■ Stored data:

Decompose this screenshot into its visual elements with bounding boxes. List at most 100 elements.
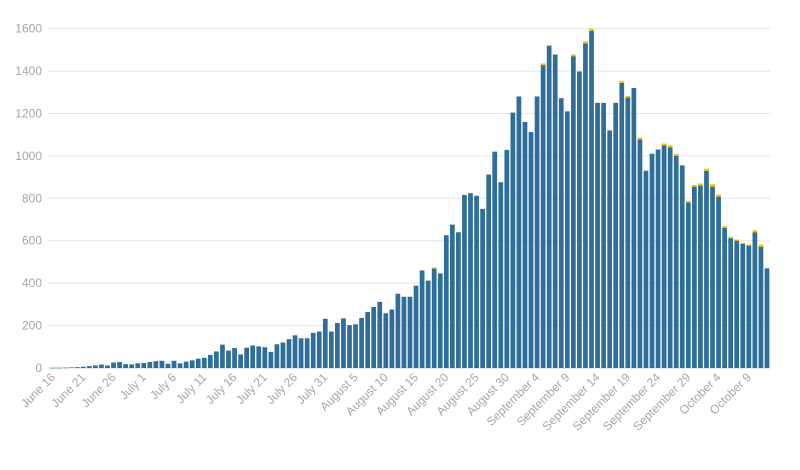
bar[interactable]	[637, 139, 643, 368]
bar[interactable]	[722, 228, 727, 368]
bar[interactable]	[480, 208, 485, 368]
bar[interactable]	[516, 96, 522, 368]
bar[interactable]	[419, 270, 425, 368]
bar[interactable]	[371, 306, 377, 368]
bar[interactable]	[613, 102, 619, 368]
bar[interactable]	[752, 232, 758, 368]
bar[interactable]	[716, 196, 721, 368]
bar[interactable]	[740, 243, 746, 368]
bar[interactable]	[322, 318, 328, 368]
bar[interactable]	[123, 364, 128, 368]
bar-segment[interactable]	[540, 63, 546, 66]
bar[interactable]	[685, 202, 691, 368]
bar-segment[interactable]	[571, 54, 576, 57]
bar[interactable]	[462, 194, 467, 368]
bar[interactable]	[129, 364, 135, 368]
bar[interactable]	[625, 97, 631, 369]
bar[interactable]	[177, 363, 183, 368]
bar[interactable]	[667, 147, 673, 368]
bar[interactable]	[220, 344, 225, 368]
bar[interactable]	[595, 102, 600, 368]
bar-segment[interactable]	[619, 80, 625, 83]
bar[interactable]	[728, 238, 734, 368]
bar[interactable]	[226, 350, 231, 368]
bar[interactable]	[643, 170, 649, 368]
bar[interactable]	[316, 331, 322, 368]
bar[interactable]	[353, 324, 358, 368]
bar-segment[interactable]	[758, 244, 764, 247]
bar-segment[interactable]	[685, 200, 691, 203]
bar[interactable]	[165, 363, 171, 368]
bar-segment[interactable]	[673, 153, 679, 156]
bar[interactable]	[698, 185, 703, 368]
bar[interactable]	[449, 224, 455, 368]
bar[interactable]	[407, 296, 413, 368]
bar[interactable]	[431, 268, 437, 368]
bar[interactable]	[474, 195, 479, 368]
bar[interactable]	[758, 246, 764, 368]
bar[interactable]	[389, 309, 395, 368]
bar-segment[interactable]	[710, 184, 715, 187]
bar[interactable]	[298, 338, 304, 368]
bar[interactable]	[401, 296, 407, 368]
bar[interactable]	[50, 367, 56, 369]
bar-segment[interactable]	[716, 194, 721, 197]
bar[interactable]	[704, 170, 709, 368]
bar[interactable]	[607, 130, 613, 368]
bar[interactable]	[395, 293, 401, 368]
bar[interactable]	[546, 45, 552, 368]
bar[interactable]	[117, 362, 122, 368]
bar[interactable]	[601, 102, 606, 368]
bar[interactable]	[347, 325, 352, 368]
bar[interactable]	[201, 357, 207, 368]
bar[interactable]	[468, 193, 473, 368]
bar[interactable]	[310, 332, 316, 368]
bar[interactable]	[377, 301, 383, 368]
bar[interactable]	[577, 71, 582, 368]
bar[interactable]	[631, 88, 637, 368]
bar[interactable]	[425, 280, 431, 368]
bar[interactable]	[111, 362, 116, 368]
bar-segment[interactable]	[734, 239, 740, 241]
bar[interactable]	[571, 56, 576, 369]
bar[interactable]	[195, 358, 201, 368]
bar[interactable]	[159, 360, 165, 368]
bar[interactable]	[710, 186, 715, 368]
bar[interactable]	[153, 361, 159, 368]
bar[interactable]	[256, 346, 262, 368]
bar[interactable]	[171, 360, 177, 368]
bar-segment[interactable]	[746, 244, 752, 246]
bar[interactable]	[189, 360, 195, 368]
bar[interactable]	[74, 367, 80, 368]
bar[interactable]	[62, 367, 68, 369]
bar[interactable]	[534, 96, 540, 368]
bar[interactable]	[105, 365, 110, 368]
bar[interactable]	[183, 361, 189, 368]
bar[interactable]	[262, 347, 268, 368]
bar[interactable]	[564, 111, 570, 368]
bar[interactable]	[232, 348, 237, 368]
bar[interactable]	[764, 268, 770, 368]
bar[interactable]	[280, 342, 286, 368]
bar[interactable]	[510, 112, 516, 368]
bar[interactable]	[522, 121, 528, 368]
bar-segment[interactable]	[637, 137, 643, 140]
bar[interactable]	[56, 367, 62, 369]
bar[interactable]	[286, 339, 292, 368]
bar[interactable]	[679, 165, 685, 368]
bar-segment[interactable]	[728, 236, 734, 239]
bar[interactable]	[383, 313, 389, 368]
bar[interactable]	[68, 367, 74, 368]
bar[interactable]	[504, 149, 510, 368]
bar[interactable]	[268, 351, 274, 368]
bar-segment[interactable]	[722, 225, 727, 228]
bar[interactable]	[673, 155, 679, 368]
bar-segment[interactable]	[667, 145, 673, 148]
bar[interactable]	[141, 362, 147, 368]
bar[interactable]	[93, 365, 98, 368]
bar-segment[interactable]	[692, 184, 697, 187]
bar-segment[interactable]	[431, 267, 437, 269]
bar[interactable]	[692, 186, 697, 368]
bar[interactable]	[528, 132, 534, 368]
bar[interactable]	[135, 363, 141, 368]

■ What the task requires:
Swap "interactable" for "clickable" in all of the rows above and reproduce them with nothing else altered, omitting the pictures.

■ Written response:
Decompose this screenshot into its visual elements with bounding boxes. List at most 100 elements.
bar[clickable]	[637, 139, 643, 368]
bar[clickable]	[722, 228, 727, 368]
bar[clickable]	[480, 208, 485, 368]
bar[clickable]	[516, 96, 522, 368]
bar[clickable]	[419, 270, 425, 368]
bar[clickable]	[371, 306, 377, 368]
bar[clickable]	[613, 102, 619, 368]
bar[clickable]	[752, 232, 758, 368]
bar[clickable]	[716, 196, 721, 368]
bar[clickable]	[740, 243, 746, 368]
bar[clickable]	[322, 318, 328, 368]
bar[clickable]	[123, 364, 128, 368]
bar-segment[clickable]	[540, 63, 546, 66]
bar[clickable]	[685, 202, 691, 368]
bar-segment[clickable]	[571, 54, 576, 57]
bar[clickable]	[462, 194, 467, 368]
bar[clickable]	[129, 364, 135, 368]
bar[clickable]	[625, 97, 631, 369]
bar[clickable]	[177, 363, 183, 368]
bar[clickable]	[667, 147, 673, 368]
bar[clickable]	[220, 344, 225, 368]
bar[clickable]	[595, 102, 600, 368]
bar-segment[clickable]	[619, 80, 625, 83]
bar[clickable]	[728, 238, 734, 368]
bar[clickable]	[226, 350, 231, 368]
bar[clickable]	[643, 170, 649, 368]
bar[clickable]	[316, 331, 322, 368]
bar[clickable]	[353, 324, 358, 368]
bar-segment[clickable]	[758, 244, 764, 247]
bar-segment[clickable]	[685, 200, 691, 203]
bar[clickable]	[165, 363, 171, 368]
bar-segment[clickable]	[673, 153, 679, 156]
bar[clickable]	[698, 185, 703, 368]
bar[clickable]	[449, 224, 455, 368]
bar[clickable]	[407, 296, 413, 368]
bar[clickable]	[431, 268, 437, 368]
bar[clickable]	[474, 195, 479, 368]
bar[clickable]	[758, 246, 764, 368]
bar[clickable]	[389, 309, 395, 368]
bar-segment[clickable]	[710, 184, 715, 187]
bar[clickable]	[298, 338, 304, 368]
bar[clickable]	[401, 296, 407, 368]
bar[clickable]	[50, 367, 56, 369]
bar-segment[clickable]	[716, 194, 721, 197]
bar[clickable]	[704, 170, 709, 368]
bar[clickable]	[607, 130, 613, 368]
bar[clickable]	[395, 293, 401, 368]
bar[clickable]	[546, 45, 552, 368]
bar[clickable]	[117, 362, 122, 368]
bar[clickable]	[601, 102, 606, 368]
bar[clickable]	[347, 325, 352, 368]
bar[clickable]	[201, 357, 207, 368]
bar[clickable]	[468, 193, 473, 368]
bar[clickable]	[310, 332, 316, 368]
bar[clickable]	[377, 301, 383, 368]
bar[clickable]	[577, 71, 582, 368]
bar[clickable]	[631, 88, 637, 368]
bar[clickable]	[425, 280, 431, 368]
bar[clickable]	[111, 362, 116, 368]
bar-segment[clickable]	[734, 239, 740, 241]
bar[clickable]	[571, 56, 576, 369]
bar[clickable]	[195, 358, 201, 368]
bar[clickable]	[159, 360, 165, 368]
bar[clickable]	[710, 186, 715, 368]
bar[clickable]	[153, 361, 159, 368]
bar[clickable]	[256, 346, 262, 368]
bar[clickable]	[171, 360, 177, 368]
bar-segment[clickable]	[746, 244, 752, 246]
bar[clickable]	[189, 360, 195, 368]
bar[clickable]	[74, 367, 80, 368]
bar[clickable]	[62, 367, 68, 369]
bar[clickable]	[534, 96, 540, 368]
bar[clickable]	[105, 365, 110, 368]
bar[clickable]	[183, 361, 189, 368]
bar[clickable]	[262, 347, 268, 368]
bar[clickable]	[564, 111, 570, 368]
bar[clickable]	[232, 348, 237, 368]
bar[clickable]	[764, 268, 770, 368]
bar[clickable]	[280, 342, 286, 368]
bar[clickable]	[510, 112, 516, 368]
bar[clickable]	[522, 121, 528, 368]
bar-segment[clickable]	[637, 137, 643, 140]
bar[clickable]	[56, 367, 62, 369]
bar[clickable]	[286, 339, 292, 368]
bar[clickable]	[679, 165, 685, 368]
bar-segment[clickable]	[728, 236, 734, 239]
bar[clickable]	[383, 313, 389, 368]
bar[clickable]	[68, 367, 74, 368]
bar[clickable]	[504, 149, 510, 368]
bar[clickable]	[268, 351, 274, 368]
bar-segment[clickable]	[722, 225, 727, 228]
bar[clickable]	[673, 155, 679, 368]
bar-segment[clickable]	[667, 145, 673, 148]
bar[clickable]	[141, 362, 147, 368]
bar[clickable]	[93, 365, 98, 368]
bar-segment[clickable]	[692, 184, 697, 187]
bar-segment[clickable]	[431, 267, 437, 269]
bar[clickable]	[692, 186, 697, 368]
bar[clickable]	[528, 132, 534, 368]
bar[clickable]	[135, 363, 141, 368]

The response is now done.